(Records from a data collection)

┌──

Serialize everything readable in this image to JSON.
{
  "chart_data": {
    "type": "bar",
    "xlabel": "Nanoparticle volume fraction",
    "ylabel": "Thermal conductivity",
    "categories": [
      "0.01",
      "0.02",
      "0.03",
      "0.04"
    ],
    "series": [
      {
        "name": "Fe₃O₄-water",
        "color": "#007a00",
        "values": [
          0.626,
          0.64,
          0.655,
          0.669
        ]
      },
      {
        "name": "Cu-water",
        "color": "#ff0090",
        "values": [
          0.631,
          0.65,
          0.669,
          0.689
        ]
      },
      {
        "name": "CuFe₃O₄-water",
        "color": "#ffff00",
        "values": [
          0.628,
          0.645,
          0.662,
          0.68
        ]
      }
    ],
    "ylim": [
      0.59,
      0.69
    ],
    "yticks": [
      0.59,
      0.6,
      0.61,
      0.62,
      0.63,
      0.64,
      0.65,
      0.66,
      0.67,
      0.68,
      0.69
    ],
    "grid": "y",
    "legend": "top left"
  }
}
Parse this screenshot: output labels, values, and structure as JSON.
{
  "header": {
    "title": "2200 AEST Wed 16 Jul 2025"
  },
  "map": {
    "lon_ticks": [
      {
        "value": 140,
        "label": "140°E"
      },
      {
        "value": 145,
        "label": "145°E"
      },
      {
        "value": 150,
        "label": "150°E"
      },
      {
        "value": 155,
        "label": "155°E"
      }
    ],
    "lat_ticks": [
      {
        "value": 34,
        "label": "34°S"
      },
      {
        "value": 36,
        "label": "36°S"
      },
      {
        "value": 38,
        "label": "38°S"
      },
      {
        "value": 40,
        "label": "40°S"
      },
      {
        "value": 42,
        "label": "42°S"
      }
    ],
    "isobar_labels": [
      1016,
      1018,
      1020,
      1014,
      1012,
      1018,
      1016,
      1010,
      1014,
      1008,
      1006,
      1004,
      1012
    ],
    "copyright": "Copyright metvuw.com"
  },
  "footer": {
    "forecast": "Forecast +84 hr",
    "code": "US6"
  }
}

└──

● TASK TO COMPLETE
Make an exact copy of the listing, including every line.

● WRITTEN REPLY
Serialize everything readable in this image to JSON.
{
  "chart_data": {
    "type": "bar",
    "xlabel": "Nanoparticle volume fraction",
    "ylabel": "Thermal conductivity",
    "categories": [
      "0.01",
      "0.02",
      "0.03",
      "0.04"
    ],
    "series": [
      {
        "name": "Fe₃O₄-water",
        "color": "#007a00",
        "values": [
          0.626,
          0.64,
          0.655,
          0.669
        ]
      },
      {
        "name": "Cu-water",
        "color": "#ff0090",
        "values": [
          0.631,
          0.65,
          0.669,
          0.689
        ]
      },
      {
        "name": "CuFe₃O₄-water",
        "color": "#ffff00",
        "values": [
          0.628,
          0.645,
          0.662,
          0.68
        ]
      }
    ],
    "ylim": [
      0.59,
      0.69
    ],
    "yticks": [
      0.59,
      0.6,
      0.61,
      0.62,
      0.63,
      0.64,
      0.65,
      0.66,
      0.67,
      0.68,
      0.69
    ],
    "grid": "y",
    "legend": "top left"
  }
}
Parse this screenshot: output labels, values, and structure as JSON.
{
  "header": {
    "title": "2200 AEST Wed 16 Jul 2025"
  },
  "map": {
    "lon_ticks": [
      {
        "value": 140,
        "label": "140°E"
      },
      {
        "value": 145,
        "label": "145°E"
      },
      {
        "value": 150,
        "label": "150°E"
      },
      {
        "value": 155,
        "label": "155°E"
      }
    ],
    "lat_ticks": [
      {
        "value": 34,
        "label": "34°S"
      },
      {
        "value": 36,
        "label": "36°S"
      },
      {
        "value": 38,
        "label": "38°S"
      },
      {
        "value": 40,
        "label": "40°S"
      },
      {
        "value": 42,
        "label": "42°S"
      }
    ],
    "isobar_labels": [
      1016,
      1018,
      1020,
      1014,
      1012,
      1018,
      1016,
      1010,
      1014,
      1008,
      1006,
      1004,
      1012
    ],
    "copyright": "Copyright metvuw.com"
  },
  "footer": {
    "forecast": "Forecast +84 hr",
    "code": "US6"
  }
}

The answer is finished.